Extract all of the entries and give them again, word for word.

START Records for this task

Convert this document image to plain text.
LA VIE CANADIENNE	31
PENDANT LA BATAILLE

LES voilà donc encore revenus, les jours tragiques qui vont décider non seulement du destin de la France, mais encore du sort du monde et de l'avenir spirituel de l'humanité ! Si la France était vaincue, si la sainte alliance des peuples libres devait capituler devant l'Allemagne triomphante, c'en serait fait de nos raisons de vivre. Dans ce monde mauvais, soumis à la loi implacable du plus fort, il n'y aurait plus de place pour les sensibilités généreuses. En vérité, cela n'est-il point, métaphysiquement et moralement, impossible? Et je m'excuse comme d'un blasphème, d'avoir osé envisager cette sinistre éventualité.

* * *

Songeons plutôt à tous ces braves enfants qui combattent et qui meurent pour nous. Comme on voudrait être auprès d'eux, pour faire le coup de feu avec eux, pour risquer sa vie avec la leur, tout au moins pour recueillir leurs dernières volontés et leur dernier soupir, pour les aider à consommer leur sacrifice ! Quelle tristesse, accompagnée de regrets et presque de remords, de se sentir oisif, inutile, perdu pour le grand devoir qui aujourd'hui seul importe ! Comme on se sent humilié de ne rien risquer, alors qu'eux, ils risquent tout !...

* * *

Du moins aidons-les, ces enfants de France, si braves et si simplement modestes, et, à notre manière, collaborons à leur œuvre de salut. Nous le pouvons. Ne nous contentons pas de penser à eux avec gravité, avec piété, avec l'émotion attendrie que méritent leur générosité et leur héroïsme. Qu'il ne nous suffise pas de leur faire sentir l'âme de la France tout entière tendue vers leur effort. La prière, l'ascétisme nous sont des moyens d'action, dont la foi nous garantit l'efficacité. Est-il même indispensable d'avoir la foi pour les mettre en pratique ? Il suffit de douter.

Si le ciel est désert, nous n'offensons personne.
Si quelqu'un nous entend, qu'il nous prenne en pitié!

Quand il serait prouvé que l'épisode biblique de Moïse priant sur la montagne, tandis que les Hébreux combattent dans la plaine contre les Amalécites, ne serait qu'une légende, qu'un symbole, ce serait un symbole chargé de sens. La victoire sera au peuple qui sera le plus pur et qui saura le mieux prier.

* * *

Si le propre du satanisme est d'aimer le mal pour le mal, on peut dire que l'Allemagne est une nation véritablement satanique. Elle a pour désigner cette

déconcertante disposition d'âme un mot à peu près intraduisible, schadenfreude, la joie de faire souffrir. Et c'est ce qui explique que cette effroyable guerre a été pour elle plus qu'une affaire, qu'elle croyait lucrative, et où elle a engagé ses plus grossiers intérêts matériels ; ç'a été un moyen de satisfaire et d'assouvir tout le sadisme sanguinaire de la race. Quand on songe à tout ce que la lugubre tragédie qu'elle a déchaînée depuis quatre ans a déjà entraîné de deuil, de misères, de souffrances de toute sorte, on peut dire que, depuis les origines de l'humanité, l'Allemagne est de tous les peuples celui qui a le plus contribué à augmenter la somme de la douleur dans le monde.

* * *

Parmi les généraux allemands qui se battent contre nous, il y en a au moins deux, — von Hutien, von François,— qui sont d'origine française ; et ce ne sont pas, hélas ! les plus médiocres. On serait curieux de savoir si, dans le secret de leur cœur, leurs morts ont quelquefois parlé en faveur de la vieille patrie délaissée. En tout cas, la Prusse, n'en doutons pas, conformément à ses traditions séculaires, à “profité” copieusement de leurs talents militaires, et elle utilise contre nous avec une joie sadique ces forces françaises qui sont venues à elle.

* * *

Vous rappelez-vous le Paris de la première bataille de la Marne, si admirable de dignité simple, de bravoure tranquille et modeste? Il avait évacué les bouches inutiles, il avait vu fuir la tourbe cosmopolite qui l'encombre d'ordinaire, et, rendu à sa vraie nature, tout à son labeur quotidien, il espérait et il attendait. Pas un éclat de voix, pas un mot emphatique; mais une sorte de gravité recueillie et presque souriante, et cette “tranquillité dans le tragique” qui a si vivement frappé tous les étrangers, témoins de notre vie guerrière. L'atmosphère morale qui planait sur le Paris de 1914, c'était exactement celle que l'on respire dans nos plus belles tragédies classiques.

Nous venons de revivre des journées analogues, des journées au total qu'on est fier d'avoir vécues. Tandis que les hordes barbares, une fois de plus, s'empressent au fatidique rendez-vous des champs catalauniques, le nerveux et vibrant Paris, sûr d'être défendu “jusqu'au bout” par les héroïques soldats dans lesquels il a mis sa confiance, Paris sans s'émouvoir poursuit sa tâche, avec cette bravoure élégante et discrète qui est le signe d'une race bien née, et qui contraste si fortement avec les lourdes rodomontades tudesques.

END Records for this task

Correct result =
Convert this document image to plain text.
LA VIE CANADIENNE	31
PENDANT LA BATAILLE

LES voilà donc encore revenus, les jours tragiques qui vont décider non seulement du destin de la France, mais encore du sort du monde et de l'avenir spirituel de l'humanité ! Si la France était vaincue, si la sainte alliance des peuples libres devait capituler devant l'Allemagne triomphante, c'en serait fait de nos raisons de vivre. Dans ce monde mauvais, soumis à la loi implacable du plus fort, il n'y aurait plus de place pour les sensibilités généreuses. En vérité, cela n'est-il point, métaphysiquement et moralement, impossible? Et je m'excuse comme d'un blasphème, d'avoir osé envisager cette sinistre éventualité.

* * *

Songeons plutôt à tous ces braves enfants qui combattent et qui meurent pour nous. Comme on voudrait être auprès d'eux, pour faire le coup de feu avec eux, pour risquer sa vie avec la leur, tout au moins pour recueillir leurs dernières volontés et leur dernier soupir, pour les aider à consommer leur sacrifice ! Quelle tristesse, accompagnée de regrets et presque de remords, de se sentir oisif, inutile, perdu pour le grand devoir qui aujourd'hui seul importe ! Comme on se sent humilié de ne rien risquer, alors qu'eux, ils risquent tout !...

* * *

Du moins aidons-les, ces enfants de France, si braves et si simplement modestes, et, à notre manière, collaborons à leur œuvre de salut. Nous le pouvons. Ne nous contentons pas de penser à eux avec gravité, avec piété, avec l'émotion attendrie que méritent leur générosité et leur héroïsme. Qu'il ne nous suffise pas de leur faire sentir l'âme de la France tout entière tendue vers leur effort. La prière, l'ascétisme nous sont des moyens d'action, dont la foi nous garantit l'efficacité. Est-il même indispensable d'avoir la foi pour les mettre en pratique ? Il suffit de douter.

Si le ciel est désert, nous n'offensons personne.
Si quelqu'un nous entend, qu'il nous prenne en pitié!

Quand il serait prouvé que l'épisode biblique de Moïse priant sur la montagne, tandis que les Hébreux combattent dans la plaine contre les Amalécites, ne serait qu'une légende, qu'un symbole, ce serait un symbole chargé de sens. La victoire sera au peuple qui sera le plus pur et qui saura le mieux prier.

* * *

Si le propre du satanisme est d'aimer le mal pour le mal, on peut dire que l'Allemagne est une nation véritablement satanique. Elle a pour désigner cette

déconcertante disposition d'âme un mot à peu près intraduisible, schadenfreude, la joie de faire souffrir. Et c'est ce qui explique que cette effroyable guerre a été pour elle plus qu'une affaire, qu'elle croyait lucrative, et où elle a engagé ses plus grossiers intérêts matériels ; ç'a été un moyen de satisfaire et d'assouvir tout le sadisme sanguinaire de la race. Quand on songe à tout ce que la lugubre tragédie qu'elle a déchaînée depuis quatre ans a déjà entraîné de deuil, de misères, de souffrances de toute sorte, on peut dire que, depuis les origines de l'humanité, l'Allemagne est de tous les peuples celui qui a le plus contribué à augmenter la somme de la douleur dans le monde.

* * *

Parmi les généraux allemands qui se battent contre nous, il y en a au moins deux, — von Hutien, von François,— qui sont d'origine française ; et ce ne sont pas, hélas ! les plus médiocres. On serait curieux de savoir si, dans le secret de leur cœur, leurs morts ont quelquefois parlé en faveur de la vieille patrie délaissée. En tout cas, la Prusse, n'en doutons pas, conformément à ses traditions séculaires, à “profité” copieusement de leurs talents militaires, et elle utilise contre nous avec une joie sadique ces forces françaises qui sont venues à elle.

* * *

Vous rappelez-vous le Paris de la première bataille de la Marne, si admirable de dignité simple, de bravoure tranquille et modeste? Il avait évacué les bouches inutiles, il avait vu fuir la tourbe cosmopolite qui l'encombre d'ordinaire, et, rendu à sa vraie nature, tout à son labeur quotidien, il espérait et il attendait. Pas un éclat de voix, pas un mot emphatique; mais une sorte de gravité recueillie et presque souriante, et cette “tranquillité dans le tragique” qui a si vivement frappé tous les étrangers, témoins de notre vie guerrière. L'atmosphère morale qui planait sur le Paris de 1914, c'était exactement celle que l'on respire dans nos plus belles tragédies classiques.

Nous venons de revivre des journées analogues, des journées au total qu'on est fier d'avoir vécues. Tandis que les hordes barbares, une fois de plus, s'empressent au fatidique rendez-vous des champs catalauniques, le nerveux et vibrant Paris, sûr d'être défendu “jusqu'au bout” par les héroïques soldats dans lesquels il a mis sa confiance, Paris sans s'émouvoir poursuit sa tâche, avec cette bravoure élégante et discrète qui est le signe d'une race bien née, et qui contraste si fortement avec les lourdes rodomontades tudesques.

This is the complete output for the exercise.